Work out how many lines of the records hold the string "this", and reply with that number alone.

> **Data items**
Start
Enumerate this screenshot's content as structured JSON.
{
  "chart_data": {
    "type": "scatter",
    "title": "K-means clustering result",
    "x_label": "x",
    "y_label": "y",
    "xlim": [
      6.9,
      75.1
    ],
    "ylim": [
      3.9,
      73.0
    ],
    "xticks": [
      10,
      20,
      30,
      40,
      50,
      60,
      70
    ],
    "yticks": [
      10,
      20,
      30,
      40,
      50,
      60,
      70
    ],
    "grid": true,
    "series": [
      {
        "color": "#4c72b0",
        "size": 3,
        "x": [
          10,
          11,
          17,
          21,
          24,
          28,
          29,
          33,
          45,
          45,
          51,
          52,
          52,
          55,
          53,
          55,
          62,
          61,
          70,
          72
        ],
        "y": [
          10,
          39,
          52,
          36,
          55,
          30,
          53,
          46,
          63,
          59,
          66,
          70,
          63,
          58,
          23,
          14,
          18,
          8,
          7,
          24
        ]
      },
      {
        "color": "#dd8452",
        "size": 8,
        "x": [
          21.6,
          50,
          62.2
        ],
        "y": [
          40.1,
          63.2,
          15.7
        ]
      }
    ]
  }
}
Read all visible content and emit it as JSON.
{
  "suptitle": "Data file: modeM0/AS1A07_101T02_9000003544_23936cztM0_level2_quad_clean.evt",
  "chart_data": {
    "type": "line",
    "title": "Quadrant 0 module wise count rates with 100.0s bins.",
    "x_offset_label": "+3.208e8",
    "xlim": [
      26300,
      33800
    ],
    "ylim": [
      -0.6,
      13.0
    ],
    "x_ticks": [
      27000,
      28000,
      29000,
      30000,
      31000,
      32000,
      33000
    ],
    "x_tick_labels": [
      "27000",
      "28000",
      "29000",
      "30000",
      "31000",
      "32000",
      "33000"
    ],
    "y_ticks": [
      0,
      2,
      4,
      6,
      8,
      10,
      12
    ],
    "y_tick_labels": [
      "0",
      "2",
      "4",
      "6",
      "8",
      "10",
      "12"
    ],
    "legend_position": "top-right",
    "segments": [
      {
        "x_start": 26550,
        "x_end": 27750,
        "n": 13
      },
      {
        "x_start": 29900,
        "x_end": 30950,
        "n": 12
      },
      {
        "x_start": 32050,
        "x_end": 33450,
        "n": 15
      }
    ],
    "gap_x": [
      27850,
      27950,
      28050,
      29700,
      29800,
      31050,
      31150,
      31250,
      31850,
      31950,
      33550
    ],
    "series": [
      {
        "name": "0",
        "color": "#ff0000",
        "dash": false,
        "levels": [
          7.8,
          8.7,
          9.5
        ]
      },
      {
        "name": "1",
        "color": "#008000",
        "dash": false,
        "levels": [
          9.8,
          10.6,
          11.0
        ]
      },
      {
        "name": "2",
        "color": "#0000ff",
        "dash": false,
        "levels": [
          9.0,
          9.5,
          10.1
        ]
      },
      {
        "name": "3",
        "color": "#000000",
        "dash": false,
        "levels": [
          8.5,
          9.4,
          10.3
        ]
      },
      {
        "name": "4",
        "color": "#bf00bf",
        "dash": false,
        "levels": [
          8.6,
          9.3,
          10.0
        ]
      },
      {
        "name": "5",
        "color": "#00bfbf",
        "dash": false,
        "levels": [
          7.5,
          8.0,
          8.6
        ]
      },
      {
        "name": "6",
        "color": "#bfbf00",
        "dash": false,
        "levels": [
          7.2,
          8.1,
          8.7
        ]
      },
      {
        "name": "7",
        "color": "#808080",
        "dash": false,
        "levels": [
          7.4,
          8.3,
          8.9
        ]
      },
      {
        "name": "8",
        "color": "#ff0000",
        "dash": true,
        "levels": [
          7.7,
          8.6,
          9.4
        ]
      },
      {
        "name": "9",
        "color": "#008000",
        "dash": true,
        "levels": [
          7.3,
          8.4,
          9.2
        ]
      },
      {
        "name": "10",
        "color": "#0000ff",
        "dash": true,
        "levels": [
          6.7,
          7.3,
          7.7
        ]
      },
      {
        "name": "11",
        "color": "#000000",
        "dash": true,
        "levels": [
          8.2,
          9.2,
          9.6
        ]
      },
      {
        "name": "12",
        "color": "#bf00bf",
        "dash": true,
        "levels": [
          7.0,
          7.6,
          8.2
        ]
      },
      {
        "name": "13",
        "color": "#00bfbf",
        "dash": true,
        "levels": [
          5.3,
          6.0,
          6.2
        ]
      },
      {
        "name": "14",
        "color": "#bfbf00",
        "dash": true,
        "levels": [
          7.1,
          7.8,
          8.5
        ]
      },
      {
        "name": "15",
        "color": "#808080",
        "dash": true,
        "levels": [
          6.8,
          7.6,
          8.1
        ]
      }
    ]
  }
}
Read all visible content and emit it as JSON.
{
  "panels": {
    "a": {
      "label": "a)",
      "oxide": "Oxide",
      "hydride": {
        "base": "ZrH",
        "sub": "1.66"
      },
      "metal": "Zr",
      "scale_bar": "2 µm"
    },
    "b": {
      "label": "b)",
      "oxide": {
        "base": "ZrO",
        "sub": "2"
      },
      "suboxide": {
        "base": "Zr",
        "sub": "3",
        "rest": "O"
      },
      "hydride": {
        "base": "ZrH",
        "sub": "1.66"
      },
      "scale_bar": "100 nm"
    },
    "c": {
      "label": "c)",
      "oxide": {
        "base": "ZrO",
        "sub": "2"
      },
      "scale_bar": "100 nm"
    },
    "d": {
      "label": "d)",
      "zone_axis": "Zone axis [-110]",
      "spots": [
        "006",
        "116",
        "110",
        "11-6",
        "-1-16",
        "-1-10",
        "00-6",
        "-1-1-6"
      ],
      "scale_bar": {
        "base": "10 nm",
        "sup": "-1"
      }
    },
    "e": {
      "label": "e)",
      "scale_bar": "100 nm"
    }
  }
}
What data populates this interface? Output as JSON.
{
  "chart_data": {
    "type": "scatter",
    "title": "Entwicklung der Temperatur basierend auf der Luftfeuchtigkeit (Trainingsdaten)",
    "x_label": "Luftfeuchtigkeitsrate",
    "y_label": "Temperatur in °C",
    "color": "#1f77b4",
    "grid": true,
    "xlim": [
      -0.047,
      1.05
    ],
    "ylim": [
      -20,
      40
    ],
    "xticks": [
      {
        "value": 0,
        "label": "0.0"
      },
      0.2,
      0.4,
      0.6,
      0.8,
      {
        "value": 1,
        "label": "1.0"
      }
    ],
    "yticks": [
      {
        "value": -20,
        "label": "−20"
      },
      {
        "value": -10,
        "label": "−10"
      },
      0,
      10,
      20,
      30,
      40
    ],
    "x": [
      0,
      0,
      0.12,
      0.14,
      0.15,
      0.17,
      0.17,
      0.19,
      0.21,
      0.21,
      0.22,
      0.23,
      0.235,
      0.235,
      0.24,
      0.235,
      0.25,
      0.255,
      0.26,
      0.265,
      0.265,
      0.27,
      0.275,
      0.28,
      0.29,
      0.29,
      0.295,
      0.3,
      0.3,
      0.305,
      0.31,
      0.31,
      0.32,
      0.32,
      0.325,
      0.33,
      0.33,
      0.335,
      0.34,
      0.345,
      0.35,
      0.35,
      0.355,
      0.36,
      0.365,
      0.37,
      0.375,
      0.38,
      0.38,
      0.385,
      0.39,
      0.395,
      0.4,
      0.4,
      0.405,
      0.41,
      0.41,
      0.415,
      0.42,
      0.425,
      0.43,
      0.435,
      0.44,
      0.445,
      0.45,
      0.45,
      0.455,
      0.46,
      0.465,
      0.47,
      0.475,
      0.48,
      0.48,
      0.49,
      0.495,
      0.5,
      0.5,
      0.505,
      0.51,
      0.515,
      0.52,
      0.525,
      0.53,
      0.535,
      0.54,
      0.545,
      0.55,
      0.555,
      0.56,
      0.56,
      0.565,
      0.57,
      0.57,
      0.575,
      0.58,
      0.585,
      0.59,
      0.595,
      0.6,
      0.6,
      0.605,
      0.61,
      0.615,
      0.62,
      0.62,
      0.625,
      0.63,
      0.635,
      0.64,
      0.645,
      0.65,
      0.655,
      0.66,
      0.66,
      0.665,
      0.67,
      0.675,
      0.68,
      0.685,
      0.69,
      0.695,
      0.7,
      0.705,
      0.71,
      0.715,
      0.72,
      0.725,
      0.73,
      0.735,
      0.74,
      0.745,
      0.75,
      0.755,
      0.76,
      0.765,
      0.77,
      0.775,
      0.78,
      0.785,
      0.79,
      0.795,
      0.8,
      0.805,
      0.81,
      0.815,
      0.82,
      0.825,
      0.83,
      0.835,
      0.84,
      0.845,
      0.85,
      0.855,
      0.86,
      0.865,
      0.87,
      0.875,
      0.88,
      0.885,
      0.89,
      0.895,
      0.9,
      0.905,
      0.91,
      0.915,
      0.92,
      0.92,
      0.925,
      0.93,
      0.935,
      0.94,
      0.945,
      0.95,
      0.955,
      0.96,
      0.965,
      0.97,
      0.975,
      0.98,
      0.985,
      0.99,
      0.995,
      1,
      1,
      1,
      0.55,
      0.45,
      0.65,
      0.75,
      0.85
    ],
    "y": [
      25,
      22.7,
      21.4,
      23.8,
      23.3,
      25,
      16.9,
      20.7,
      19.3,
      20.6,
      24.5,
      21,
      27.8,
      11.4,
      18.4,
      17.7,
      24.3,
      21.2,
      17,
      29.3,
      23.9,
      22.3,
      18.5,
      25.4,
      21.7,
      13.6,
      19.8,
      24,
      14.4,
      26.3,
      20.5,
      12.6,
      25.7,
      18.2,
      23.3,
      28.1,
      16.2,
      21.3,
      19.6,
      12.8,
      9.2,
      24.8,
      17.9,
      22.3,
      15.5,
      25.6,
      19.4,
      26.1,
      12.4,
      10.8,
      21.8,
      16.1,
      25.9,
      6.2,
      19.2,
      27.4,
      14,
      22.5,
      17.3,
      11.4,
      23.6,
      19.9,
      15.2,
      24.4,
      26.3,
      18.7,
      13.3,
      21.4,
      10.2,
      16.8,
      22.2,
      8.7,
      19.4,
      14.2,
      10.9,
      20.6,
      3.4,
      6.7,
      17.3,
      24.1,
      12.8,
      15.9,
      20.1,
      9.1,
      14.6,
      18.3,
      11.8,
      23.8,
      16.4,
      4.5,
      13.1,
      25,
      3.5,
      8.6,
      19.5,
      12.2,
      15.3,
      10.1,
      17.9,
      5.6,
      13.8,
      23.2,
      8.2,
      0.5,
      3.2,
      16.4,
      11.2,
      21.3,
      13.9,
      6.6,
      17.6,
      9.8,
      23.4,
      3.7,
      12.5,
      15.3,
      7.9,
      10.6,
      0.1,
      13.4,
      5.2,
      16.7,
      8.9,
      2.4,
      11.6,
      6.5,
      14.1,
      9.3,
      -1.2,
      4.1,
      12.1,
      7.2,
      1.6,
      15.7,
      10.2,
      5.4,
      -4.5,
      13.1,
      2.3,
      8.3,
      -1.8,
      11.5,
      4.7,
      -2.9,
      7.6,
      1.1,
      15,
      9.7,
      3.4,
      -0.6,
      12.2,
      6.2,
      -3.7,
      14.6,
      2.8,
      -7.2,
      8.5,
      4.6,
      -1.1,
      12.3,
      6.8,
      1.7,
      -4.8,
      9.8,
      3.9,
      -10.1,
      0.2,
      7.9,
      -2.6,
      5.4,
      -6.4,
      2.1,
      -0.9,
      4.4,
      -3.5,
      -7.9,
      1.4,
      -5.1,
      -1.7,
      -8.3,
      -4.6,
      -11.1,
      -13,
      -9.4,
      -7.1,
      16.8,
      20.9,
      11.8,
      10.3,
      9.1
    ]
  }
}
End
> **THE ANSWER**
2